- **SET EXERCISE**
Wherever a line holds the string "giảm", copy that line.

- **ITEMS**
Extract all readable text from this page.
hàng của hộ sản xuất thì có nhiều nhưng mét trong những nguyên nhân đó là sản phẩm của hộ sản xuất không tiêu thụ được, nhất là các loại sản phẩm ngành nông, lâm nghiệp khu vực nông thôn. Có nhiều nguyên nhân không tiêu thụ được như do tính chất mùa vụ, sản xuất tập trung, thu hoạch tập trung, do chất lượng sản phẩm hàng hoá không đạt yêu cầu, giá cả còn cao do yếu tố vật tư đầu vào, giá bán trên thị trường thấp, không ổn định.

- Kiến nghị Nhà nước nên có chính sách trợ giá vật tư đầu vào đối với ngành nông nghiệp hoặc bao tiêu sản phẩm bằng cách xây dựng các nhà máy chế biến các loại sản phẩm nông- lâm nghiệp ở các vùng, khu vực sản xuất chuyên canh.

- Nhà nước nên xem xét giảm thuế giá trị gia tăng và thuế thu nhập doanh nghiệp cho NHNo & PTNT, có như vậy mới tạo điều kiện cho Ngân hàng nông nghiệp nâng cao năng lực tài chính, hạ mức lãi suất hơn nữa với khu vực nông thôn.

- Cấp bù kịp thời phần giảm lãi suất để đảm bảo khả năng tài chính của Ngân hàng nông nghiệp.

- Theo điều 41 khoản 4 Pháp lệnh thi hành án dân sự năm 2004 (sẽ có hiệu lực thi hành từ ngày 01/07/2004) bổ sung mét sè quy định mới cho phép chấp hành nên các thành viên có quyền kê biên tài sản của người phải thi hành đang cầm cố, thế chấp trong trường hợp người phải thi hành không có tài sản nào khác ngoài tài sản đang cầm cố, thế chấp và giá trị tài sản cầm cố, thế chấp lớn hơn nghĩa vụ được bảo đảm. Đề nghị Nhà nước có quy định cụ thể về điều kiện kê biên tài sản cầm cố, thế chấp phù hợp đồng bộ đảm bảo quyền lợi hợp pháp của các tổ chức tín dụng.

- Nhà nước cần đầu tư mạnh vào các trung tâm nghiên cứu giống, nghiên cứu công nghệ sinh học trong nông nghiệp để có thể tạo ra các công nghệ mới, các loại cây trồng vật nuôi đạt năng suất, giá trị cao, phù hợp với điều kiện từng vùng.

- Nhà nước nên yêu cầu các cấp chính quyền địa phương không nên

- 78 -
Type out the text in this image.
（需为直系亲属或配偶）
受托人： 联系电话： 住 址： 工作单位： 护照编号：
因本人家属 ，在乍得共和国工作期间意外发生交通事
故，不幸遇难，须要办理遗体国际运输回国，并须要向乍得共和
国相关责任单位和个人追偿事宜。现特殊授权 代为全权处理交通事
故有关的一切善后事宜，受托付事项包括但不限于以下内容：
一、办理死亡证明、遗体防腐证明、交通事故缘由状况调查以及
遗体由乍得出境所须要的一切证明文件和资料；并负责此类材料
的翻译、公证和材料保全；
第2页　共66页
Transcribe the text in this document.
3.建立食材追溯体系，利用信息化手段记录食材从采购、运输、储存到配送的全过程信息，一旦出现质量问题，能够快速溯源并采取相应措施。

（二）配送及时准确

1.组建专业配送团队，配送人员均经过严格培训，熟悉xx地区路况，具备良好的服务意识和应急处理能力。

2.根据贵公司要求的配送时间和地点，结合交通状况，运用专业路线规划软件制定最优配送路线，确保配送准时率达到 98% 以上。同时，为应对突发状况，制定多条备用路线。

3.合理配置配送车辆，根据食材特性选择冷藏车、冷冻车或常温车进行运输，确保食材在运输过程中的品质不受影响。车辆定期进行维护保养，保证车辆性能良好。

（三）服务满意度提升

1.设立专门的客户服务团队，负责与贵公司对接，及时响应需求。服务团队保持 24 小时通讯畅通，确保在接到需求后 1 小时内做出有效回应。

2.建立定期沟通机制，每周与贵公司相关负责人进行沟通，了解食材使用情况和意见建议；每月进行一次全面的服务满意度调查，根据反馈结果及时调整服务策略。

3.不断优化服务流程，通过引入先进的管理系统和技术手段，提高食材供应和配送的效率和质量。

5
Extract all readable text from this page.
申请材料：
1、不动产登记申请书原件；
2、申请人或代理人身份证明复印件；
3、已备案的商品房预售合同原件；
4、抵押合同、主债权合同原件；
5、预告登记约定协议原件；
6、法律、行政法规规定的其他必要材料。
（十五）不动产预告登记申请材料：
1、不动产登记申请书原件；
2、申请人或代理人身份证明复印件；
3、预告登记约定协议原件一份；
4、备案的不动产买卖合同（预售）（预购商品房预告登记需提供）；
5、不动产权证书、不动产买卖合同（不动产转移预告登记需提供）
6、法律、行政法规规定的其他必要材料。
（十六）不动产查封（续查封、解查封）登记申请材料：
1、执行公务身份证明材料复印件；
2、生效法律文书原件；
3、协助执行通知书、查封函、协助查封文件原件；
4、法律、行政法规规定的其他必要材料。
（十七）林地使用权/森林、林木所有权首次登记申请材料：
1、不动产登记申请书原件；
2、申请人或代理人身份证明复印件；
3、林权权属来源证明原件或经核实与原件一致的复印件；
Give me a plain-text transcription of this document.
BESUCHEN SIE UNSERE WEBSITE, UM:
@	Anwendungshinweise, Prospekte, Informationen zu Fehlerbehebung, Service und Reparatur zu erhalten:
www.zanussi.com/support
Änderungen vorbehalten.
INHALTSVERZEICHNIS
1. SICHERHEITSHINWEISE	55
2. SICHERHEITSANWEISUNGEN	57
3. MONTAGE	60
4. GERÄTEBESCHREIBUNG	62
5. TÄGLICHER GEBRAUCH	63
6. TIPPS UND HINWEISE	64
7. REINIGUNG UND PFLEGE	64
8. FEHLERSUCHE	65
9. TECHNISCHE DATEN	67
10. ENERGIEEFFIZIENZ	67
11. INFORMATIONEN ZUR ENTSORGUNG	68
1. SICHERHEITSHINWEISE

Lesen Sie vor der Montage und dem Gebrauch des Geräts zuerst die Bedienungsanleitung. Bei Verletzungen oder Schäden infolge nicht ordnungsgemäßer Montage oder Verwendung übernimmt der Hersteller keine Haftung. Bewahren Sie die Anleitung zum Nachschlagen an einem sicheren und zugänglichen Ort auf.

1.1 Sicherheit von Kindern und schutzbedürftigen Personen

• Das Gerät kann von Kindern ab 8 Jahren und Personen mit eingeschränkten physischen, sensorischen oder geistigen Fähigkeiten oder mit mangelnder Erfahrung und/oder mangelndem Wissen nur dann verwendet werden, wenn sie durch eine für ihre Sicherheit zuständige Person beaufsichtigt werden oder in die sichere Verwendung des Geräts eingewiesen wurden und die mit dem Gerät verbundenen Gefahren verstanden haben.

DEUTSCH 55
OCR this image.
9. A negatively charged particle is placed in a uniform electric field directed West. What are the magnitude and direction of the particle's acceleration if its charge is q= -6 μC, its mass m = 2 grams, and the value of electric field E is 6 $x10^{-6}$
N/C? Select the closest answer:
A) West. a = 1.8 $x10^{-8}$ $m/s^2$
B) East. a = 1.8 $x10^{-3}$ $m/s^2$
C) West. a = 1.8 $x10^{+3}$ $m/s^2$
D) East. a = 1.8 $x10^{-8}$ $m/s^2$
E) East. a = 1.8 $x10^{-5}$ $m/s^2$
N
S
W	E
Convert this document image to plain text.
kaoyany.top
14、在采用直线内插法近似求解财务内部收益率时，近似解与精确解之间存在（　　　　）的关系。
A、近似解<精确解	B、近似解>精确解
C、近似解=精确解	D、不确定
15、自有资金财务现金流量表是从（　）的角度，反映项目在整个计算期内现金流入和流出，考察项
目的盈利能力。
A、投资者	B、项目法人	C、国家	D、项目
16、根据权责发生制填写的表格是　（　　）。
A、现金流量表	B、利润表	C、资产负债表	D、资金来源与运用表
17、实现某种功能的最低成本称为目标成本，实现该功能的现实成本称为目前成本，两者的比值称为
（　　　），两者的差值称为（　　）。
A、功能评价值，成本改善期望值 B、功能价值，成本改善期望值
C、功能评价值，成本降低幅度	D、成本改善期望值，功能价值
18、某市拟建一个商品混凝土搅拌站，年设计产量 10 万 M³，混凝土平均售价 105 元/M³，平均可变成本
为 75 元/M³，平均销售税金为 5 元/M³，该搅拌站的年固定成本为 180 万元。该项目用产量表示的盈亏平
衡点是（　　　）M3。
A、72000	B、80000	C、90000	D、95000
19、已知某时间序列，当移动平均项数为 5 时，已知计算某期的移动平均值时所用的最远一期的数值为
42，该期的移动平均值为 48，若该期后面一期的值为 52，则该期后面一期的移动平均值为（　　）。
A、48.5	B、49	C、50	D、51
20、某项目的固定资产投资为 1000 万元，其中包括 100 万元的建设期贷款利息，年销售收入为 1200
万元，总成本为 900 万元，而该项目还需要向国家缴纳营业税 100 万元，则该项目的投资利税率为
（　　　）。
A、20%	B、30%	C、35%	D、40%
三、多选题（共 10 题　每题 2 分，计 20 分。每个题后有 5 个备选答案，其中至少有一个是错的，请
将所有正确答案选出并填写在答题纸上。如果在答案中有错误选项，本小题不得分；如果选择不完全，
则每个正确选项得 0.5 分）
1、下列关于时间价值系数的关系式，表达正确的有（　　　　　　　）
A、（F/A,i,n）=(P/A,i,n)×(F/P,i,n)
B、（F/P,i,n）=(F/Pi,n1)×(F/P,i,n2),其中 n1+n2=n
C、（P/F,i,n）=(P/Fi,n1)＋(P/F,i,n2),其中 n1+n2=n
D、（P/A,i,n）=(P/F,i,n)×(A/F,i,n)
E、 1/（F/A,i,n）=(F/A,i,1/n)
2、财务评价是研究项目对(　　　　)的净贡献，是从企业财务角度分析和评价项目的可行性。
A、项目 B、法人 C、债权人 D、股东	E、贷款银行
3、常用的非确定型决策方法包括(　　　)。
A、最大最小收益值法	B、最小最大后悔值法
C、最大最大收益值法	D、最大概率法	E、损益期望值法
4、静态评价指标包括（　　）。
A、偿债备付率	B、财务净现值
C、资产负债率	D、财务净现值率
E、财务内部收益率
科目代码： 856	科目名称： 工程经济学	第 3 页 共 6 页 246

- **SOLUTION BELOW**
- Nhà nước nên xem xét giảm thuế giá trị gia tăng và thuế thu nhập doanh nghiệp cho NHNo & PTNT, có như vậy mới tạo điều kiện cho Ngân hàng nông nghiệp nâng cao năng lực tài chính, hạ mức lãi suất hơn nữa với khu vực nông thôn.
- Cấp bù kịp thời phần giảm lãi suất để đảm bảo khả năng tài chính của Ngân hàng nông nghiệp.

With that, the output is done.